Dataset extract –
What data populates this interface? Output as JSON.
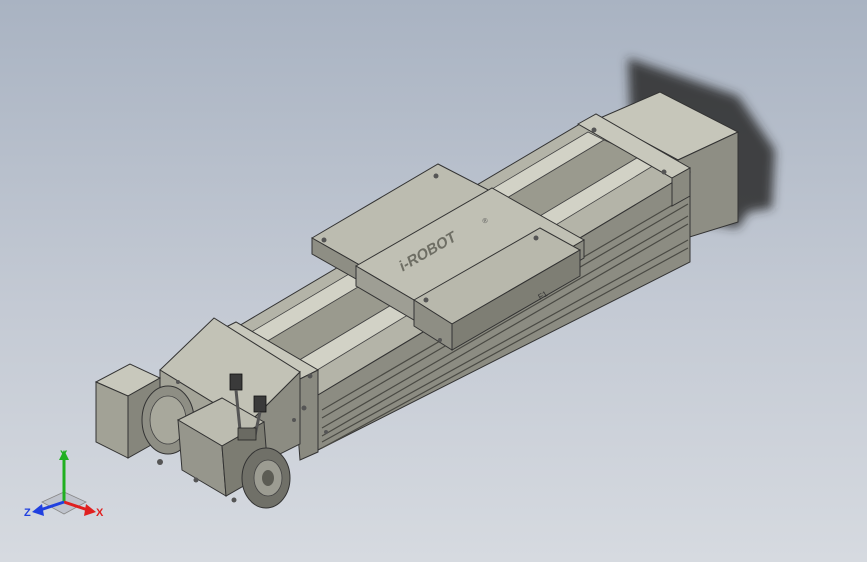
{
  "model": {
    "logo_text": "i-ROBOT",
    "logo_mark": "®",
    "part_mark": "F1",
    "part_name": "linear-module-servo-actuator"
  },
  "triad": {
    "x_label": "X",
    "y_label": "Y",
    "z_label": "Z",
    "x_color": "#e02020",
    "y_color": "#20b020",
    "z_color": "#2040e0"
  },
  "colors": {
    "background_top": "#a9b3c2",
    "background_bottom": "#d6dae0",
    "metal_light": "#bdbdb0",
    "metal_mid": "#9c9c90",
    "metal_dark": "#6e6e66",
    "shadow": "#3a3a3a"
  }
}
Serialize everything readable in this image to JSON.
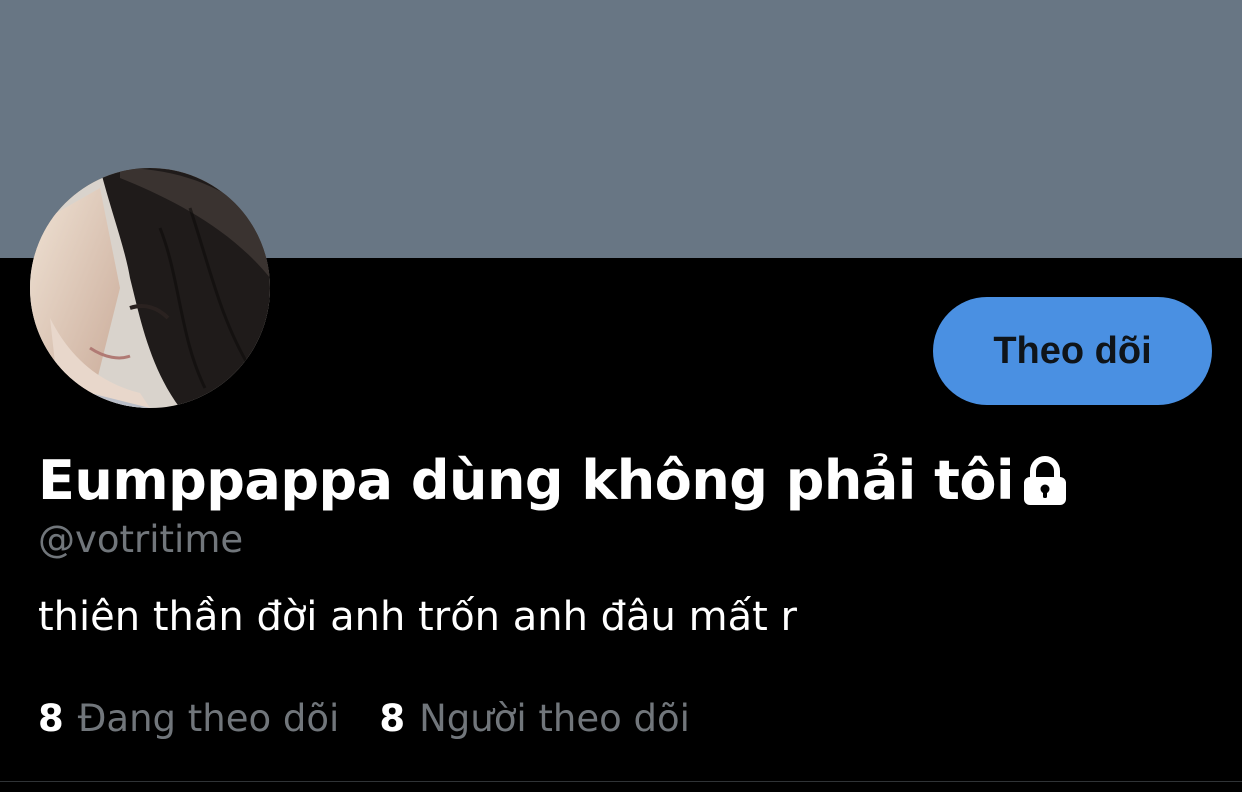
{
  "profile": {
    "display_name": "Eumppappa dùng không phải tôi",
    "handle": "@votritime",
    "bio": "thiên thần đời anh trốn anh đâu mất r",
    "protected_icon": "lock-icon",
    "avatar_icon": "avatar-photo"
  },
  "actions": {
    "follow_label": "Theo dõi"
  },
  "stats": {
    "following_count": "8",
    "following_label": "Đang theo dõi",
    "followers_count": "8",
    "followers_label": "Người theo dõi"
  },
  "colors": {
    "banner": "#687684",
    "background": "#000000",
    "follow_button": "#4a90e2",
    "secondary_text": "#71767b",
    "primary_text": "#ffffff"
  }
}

What to produce – Return all of the entries exactly as written, but drop any pictures they hold.

Final answer –
What data populates this interface? Output as JSON.
{
  "model": {
    "logo_text": "i-ROBOT",
    "logo_mark": "®",
    "part_mark": "F1",
    "part_name": "linear-module-servo-actuator"
  },
  "triad": {
    "x_label": "X",
    "y_label": "Y",
    "z_label": "Z",
    "x_color": "#e02020",
    "y_color": "#20b020",
    "z_color": "#2040e0"
  },
  "colors": {
    "background_top": "#a9b3c2",
    "background_bottom": "#d6dae0",
    "metal_light": "#bdbdb0",
    "metal_mid": "#9c9c90",
    "metal_dark": "#6e6e66",
    "shadow": "#3a3a3a"
  }
}
Serialize everything readable in this image to JSON.
{
  "profile": {
    "display_name": "Eumppappa dùng không phải tôi",
    "handle": "@votritime",
    "bio": "thiên thần đời anh trốn anh đâu mất r",
    "protected_icon": "lock-icon",
    "avatar_icon": "avatar-photo"
  },
  "actions": {
    "follow_label": "Theo dõi"
  },
  "stats": {
    "following_count": "8",
    "following_label": "Đang theo dõi",
    "followers_count": "8",
    "followers_label": "Người theo dõi"
  },
  "colors": {
    "banner": "#687684",
    "background": "#000000",
    "follow_button": "#4a90e2",
    "secondary_text": "#71767b",
    "primary_text": "#ffffff"
  }
}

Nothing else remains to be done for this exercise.